━━━ ENTRIES SUPPLIED
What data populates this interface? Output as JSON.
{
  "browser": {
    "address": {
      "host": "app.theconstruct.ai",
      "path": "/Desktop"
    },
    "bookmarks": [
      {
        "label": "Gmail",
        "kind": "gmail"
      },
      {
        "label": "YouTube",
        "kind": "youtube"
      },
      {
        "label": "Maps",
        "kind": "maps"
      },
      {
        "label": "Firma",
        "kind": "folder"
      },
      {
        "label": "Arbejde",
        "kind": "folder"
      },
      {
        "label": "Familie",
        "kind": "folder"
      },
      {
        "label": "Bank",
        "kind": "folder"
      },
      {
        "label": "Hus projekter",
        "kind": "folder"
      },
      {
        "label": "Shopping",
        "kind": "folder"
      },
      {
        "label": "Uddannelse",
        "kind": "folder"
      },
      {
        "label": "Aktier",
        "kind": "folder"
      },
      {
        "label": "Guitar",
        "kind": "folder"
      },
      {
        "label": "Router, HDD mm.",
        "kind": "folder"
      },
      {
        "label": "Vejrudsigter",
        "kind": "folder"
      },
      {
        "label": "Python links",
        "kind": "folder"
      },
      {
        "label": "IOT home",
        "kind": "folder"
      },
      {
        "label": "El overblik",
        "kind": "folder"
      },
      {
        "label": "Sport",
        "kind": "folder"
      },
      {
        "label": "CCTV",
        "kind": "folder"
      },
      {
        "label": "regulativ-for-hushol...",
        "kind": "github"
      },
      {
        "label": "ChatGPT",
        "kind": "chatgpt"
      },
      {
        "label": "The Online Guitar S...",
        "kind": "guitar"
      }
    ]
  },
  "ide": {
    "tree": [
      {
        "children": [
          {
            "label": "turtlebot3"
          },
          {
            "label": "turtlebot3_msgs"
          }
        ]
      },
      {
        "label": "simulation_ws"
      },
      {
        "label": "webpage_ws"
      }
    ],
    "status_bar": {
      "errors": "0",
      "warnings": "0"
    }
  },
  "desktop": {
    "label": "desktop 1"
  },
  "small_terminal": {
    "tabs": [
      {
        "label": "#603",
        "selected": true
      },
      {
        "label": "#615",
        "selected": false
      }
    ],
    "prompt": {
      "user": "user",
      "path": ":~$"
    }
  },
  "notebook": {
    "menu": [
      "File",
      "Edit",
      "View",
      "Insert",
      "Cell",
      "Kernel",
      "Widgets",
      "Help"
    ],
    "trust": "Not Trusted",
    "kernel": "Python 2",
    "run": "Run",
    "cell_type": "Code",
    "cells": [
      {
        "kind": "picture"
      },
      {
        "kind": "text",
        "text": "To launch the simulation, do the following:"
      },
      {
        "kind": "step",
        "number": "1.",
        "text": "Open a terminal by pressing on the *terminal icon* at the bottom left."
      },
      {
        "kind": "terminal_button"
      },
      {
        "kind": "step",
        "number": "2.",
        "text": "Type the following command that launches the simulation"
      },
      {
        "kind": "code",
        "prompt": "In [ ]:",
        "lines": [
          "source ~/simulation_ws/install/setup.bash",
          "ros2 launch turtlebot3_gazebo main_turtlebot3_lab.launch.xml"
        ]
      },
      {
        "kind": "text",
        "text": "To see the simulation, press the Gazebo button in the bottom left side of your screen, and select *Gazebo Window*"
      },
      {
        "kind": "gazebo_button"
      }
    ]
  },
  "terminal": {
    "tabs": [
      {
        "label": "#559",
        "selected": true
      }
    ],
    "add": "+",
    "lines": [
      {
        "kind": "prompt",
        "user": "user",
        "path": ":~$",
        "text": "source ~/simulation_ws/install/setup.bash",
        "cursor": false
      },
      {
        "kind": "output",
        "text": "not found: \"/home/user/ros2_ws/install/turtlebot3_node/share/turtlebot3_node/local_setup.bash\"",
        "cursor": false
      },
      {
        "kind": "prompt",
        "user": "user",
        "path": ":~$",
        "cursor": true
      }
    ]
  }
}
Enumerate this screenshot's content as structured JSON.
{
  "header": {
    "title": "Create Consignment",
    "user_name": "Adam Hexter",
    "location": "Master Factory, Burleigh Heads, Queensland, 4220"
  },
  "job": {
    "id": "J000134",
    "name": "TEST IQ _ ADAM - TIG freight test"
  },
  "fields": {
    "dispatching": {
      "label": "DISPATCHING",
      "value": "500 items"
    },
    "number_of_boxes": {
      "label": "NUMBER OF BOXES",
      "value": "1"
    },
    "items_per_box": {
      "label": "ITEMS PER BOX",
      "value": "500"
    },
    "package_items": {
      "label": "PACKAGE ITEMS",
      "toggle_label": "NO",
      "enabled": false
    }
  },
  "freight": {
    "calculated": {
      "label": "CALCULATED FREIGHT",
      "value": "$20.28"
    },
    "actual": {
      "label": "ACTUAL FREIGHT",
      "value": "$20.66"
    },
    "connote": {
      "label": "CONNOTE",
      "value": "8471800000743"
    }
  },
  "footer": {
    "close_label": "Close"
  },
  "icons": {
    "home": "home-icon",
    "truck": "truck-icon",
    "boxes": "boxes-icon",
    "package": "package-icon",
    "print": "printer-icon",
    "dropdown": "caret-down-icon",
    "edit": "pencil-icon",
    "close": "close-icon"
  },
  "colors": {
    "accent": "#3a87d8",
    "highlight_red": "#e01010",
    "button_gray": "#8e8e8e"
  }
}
━━━━━━
*GOAL OF THE EXERCISE*.
Extract each line holding the string "source".

*COMPLETED EXERCISE*.
          "source ~/simulation_ws/install/setup.bash",
        "text": "source ~/simulation_ws/install/setup.bash",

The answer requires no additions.